What you will do: Examine the entries and show every line in which the word "color" is found.

Record list:
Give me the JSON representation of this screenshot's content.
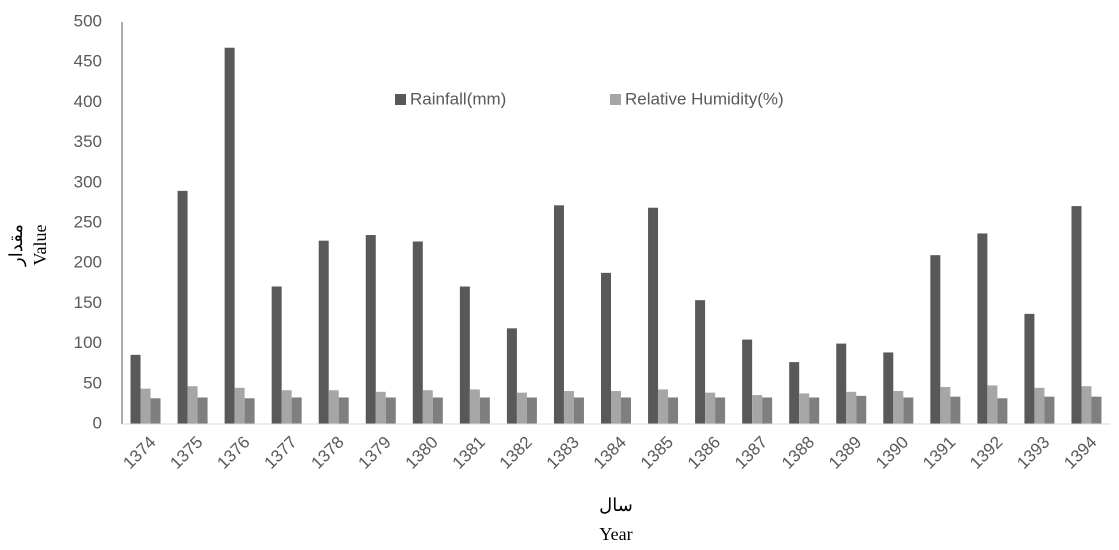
{
  "chart_data": {
    "type": "bar",
    "categories": [
      "1374",
      "1375",
      "1376",
      "1377",
      "1378",
      "1379",
      "1380",
      "1381",
      "1382",
      "1383",
      "1384",
      "1385",
      "1386",
      "1387",
      "1388",
      "1389",
      "1390",
      "1391",
      "1392",
      "1393",
      "1394"
    ],
    "series": [
      {
        "name": "Rainfall(mm)",
        "color": "#595959",
        "values": [
          86,
          290,
          468,
          171,
          228,
          235,
          227,
          171,
          119,
          272,
          188,
          269,
          154,
          105,
          77,
          100,
          89,
          210,
          237,
          137,
          271
        ]
      },
      {
        "name": "Relative Humidity(%)",
        "color": "#a6a6a6",
        "values": [
          44,
          47,
          45,
          42,
          42,
          40,
          42,
          43,
          39,
          41,
          41,
          43,
          39,
          36,
          38,
          40,
          41,
          46,
          48,
          45,
          47
        ]
      },
      {
        "color": "#7f7f7f",
        "values": [
          32,
          33,
          32,
          33,
          33,
          33,
          33,
          33,
          33,
          33,
          33,
          33,
          33,
          33,
          33,
          35,
          33,
          34,
          32,
          34,
          34
        ]
      }
    ],
    "ylabel": [
      "مقدار",
      "Value"
    ],
    "xlabel": [
      "سال",
      "Year"
    ],
    "ylim": [
      0,
      500
    ],
    "yticks": [
      0,
      50,
      100,
      150,
      200,
      250,
      300,
      350,
      400,
      450,
      500
    ],
    "grid": false
  }
}
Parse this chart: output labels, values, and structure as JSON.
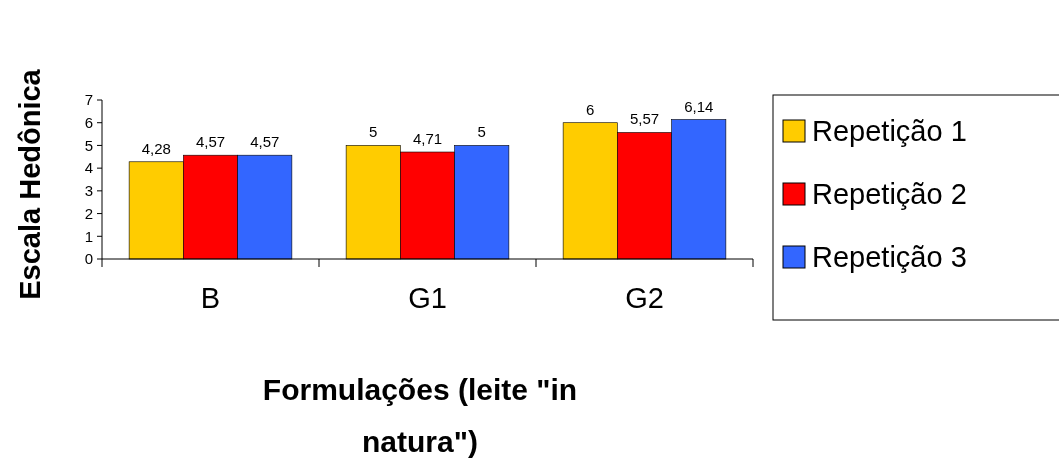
{
  "chart_data": {
    "type": "bar",
    "xlabel": "Formulações (leite \"in natura\")",
    "ylabel": "Escala Hedônica",
    "categories": [
      "B",
      "G1",
      "G2"
    ],
    "series": [
      {
        "name": "Repetição 1",
        "color": "#ffcc00",
        "values": [
          4.28,
          5,
          6
        ],
        "value_labels": [
          "4,28",
          "5",
          "6"
        ]
      },
      {
        "name": "Repetição 2",
        "color": "#ff0000",
        "values": [
          4.57,
          4.71,
          5.57
        ],
        "value_labels": [
          "4,57",
          "4,71",
          "5,57"
        ]
      },
      {
        "name": "Repetição 3",
        "color": "#3366ff",
        "values": [
          4.57,
          5,
          6.14
        ],
        "value_labels": [
          "4,57",
          "5",
          "6,14"
        ]
      }
    ],
    "ylim": [
      0,
      7
    ],
    "yticks": [
      0,
      1,
      2,
      3,
      4,
      5,
      6,
      7
    ],
    "legend": "right",
    "grid": false
  }
}
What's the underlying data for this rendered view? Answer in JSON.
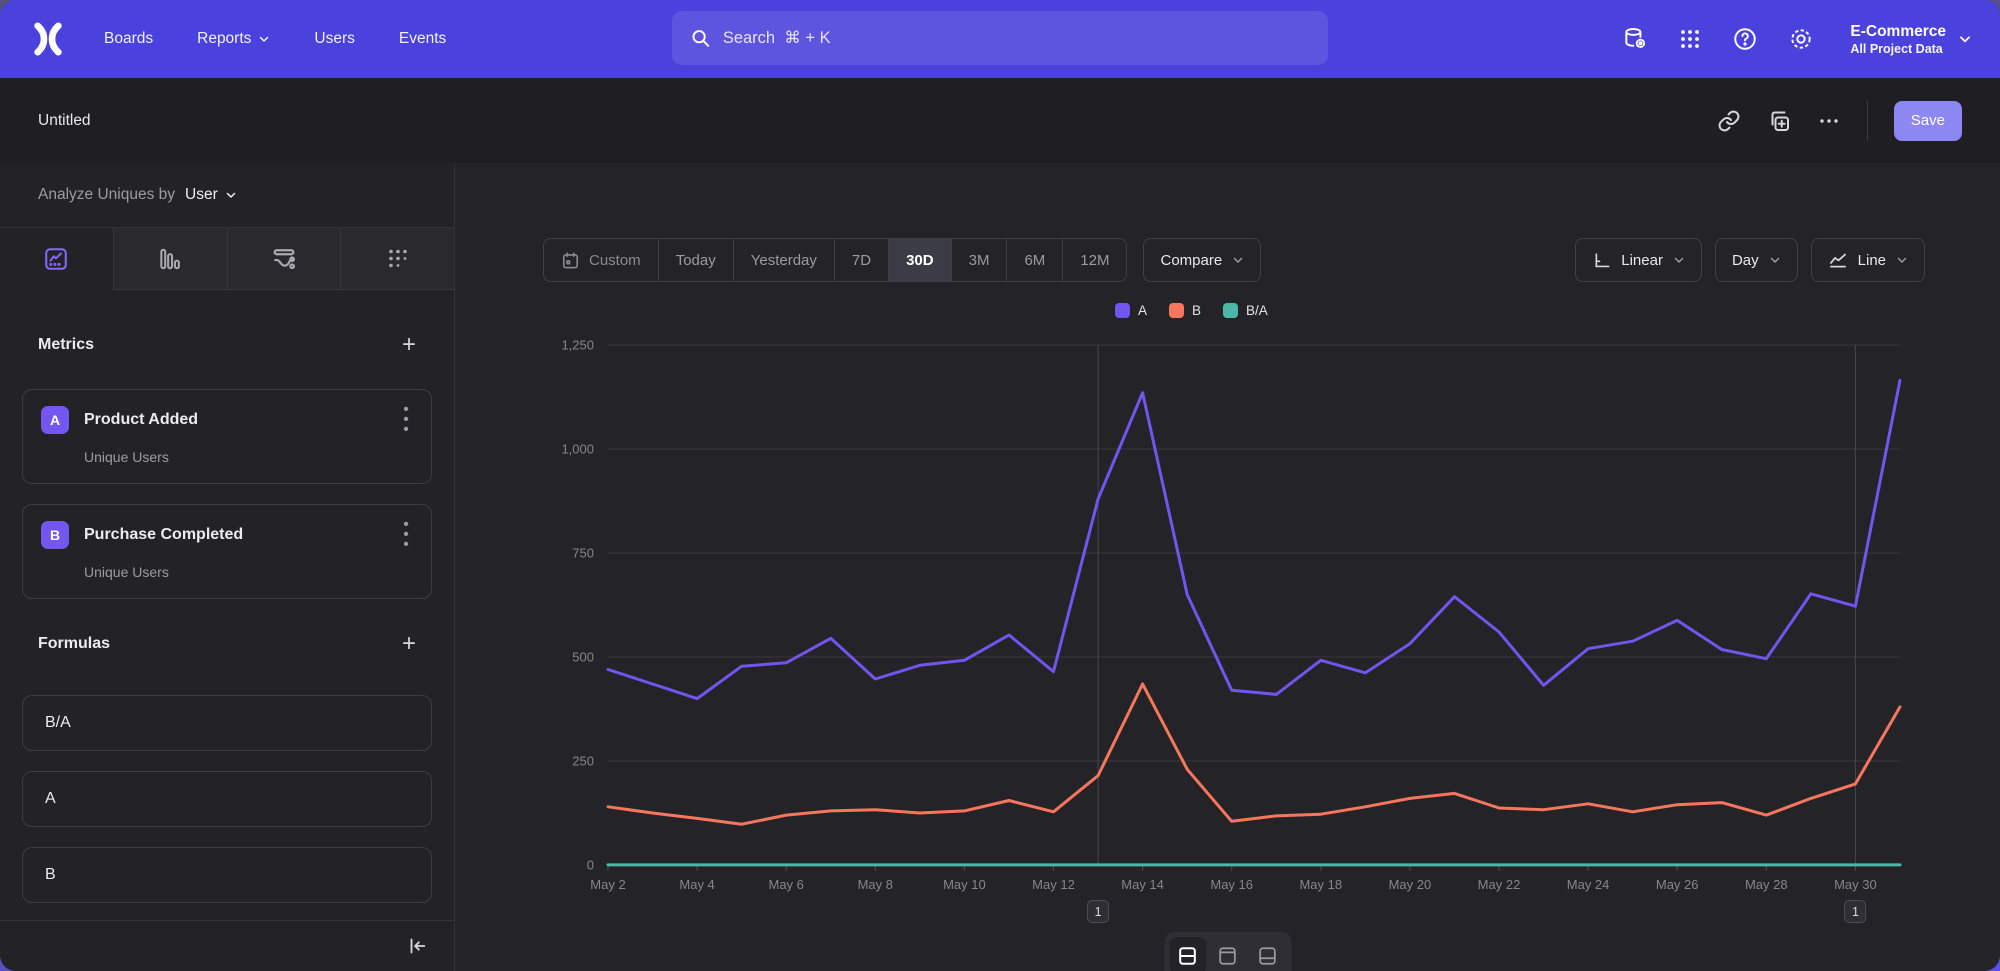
{
  "nav": {
    "items": [
      {
        "label": "Boards",
        "has_dropdown": false
      },
      {
        "label": "Reports",
        "has_dropdown": true
      },
      {
        "label": "Users",
        "has_dropdown": false
      },
      {
        "label": "Events",
        "has_dropdown": false
      }
    ],
    "search": {
      "placeholder": "Search  ⌘ + K"
    },
    "project": {
      "name": "E-Commerce",
      "scope": "All Project Data"
    }
  },
  "header": {
    "title": "Untitled",
    "save_label": "Save"
  },
  "sidebar": {
    "analyze_label": "Analyze Uniques by",
    "analyze_value": "User",
    "metrics_title": "Metrics",
    "metrics": [
      {
        "badge": "A",
        "name": "Product Added",
        "subtitle": "Unique Users"
      },
      {
        "badge": "B",
        "name": "Purchase Completed",
        "subtitle": "Unique Users"
      }
    ],
    "formulas_title": "Formulas",
    "formulas": [
      "B/A",
      "A",
      "B"
    ]
  },
  "controls": {
    "ranges": [
      "Custom",
      "Today",
      "Yesterday",
      "7D",
      "30D",
      "3M",
      "6M",
      "12M"
    ],
    "active_range": "30D",
    "compare_label": "Compare",
    "scale_label": "Linear",
    "interval_label": "Day",
    "chart_type_label": "Line"
  },
  "chart_data": {
    "type": "line",
    "x": [
      "May 2",
      "May 3",
      "May 4",
      "May 5",
      "May 6",
      "May 7",
      "May 8",
      "May 9",
      "May 10",
      "May 11",
      "May 12",
      "May 13",
      "May 14",
      "May 15",
      "May 16",
      "May 17",
      "May 18",
      "May 19",
      "May 20",
      "May 21",
      "May 22",
      "May 23",
      "May 24",
      "May 25",
      "May 26",
      "May 27",
      "May 28",
      "May 29",
      "May 30",
      "May 31"
    ],
    "xtick_every": 2,
    "ylim": [
      0,
      1250
    ],
    "yticks": [
      0,
      250,
      500,
      750,
      1000,
      1250
    ],
    "ytick_labels": [
      "0",
      "250",
      "500",
      "750",
      "1,000",
      "1,250"
    ],
    "grid": "horizontal",
    "legend_position": "top-center",
    "series": [
      {
        "name": "A",
        "color": "#7155ee",
        "pattern": "solid",
        "values": [
          470,
          435,
          400,
          478,
          486,
          545,
          447,
          480,
          492,
          553,
          465,
          880,
          1135,
          650,
          420,
          410,
          492,
          462,
          532,
          645,
          560,
          432,
          520,
          538,
          588,
          518,
          496,
          652,
          622,
          1165
        ]
      },
      {
        "name": "B",
        "color": "#f8765d",
        "pattern": "solid",
        "values": [
          140,
          125,
          112,
          98,
          120,
          130,
          133,
          125,
          130,
          155,
          128,
          215,
          435,
          230,
          105,
          118,
          122,
          140,
          160,
          172,
          137,
          133,
          147,
          128,
          145,
          150,
          120,
          160,
          195,
          380
        ]
      },
      {
        "name": "B/A",
        "color": "#4bb7a6",
        "pattern": "dots",
        "values": [
          0.3,
          0.3,
          0.3,
          0.3,
          0.3,
          0.3,
          0.3,
          0.3,
          0.3,
          0.3,
          0.3,
          0.3,
          0.3,
          0.3,
          0.3,
          0.3,
          0.3,
          0.3,
          0.3,
          0.3,
          0.3,
          0.3,
          0.3,
          0.3,
          0.3,
          0.3,
          0.3,
          0.3,
          0.3,
          0.3
        ]
      }
    ],
    "annotations": [
      {
        "label": "1",
        "x": "May 13"
      },
      {
        "label": "1",
        "x": "May 30"
      }
    ]
  }
}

Problem solution:
        "color": "#595959",
        "color": "#a6a6a6",
        "color": "#7f7f7f",
        "color": "#ffcc00",
        "color": "#ff0000",
        "color": "#3366ff",
        "color": "#7155ee",
        "color": "#f8765d",
        "color": "#4bb7a6",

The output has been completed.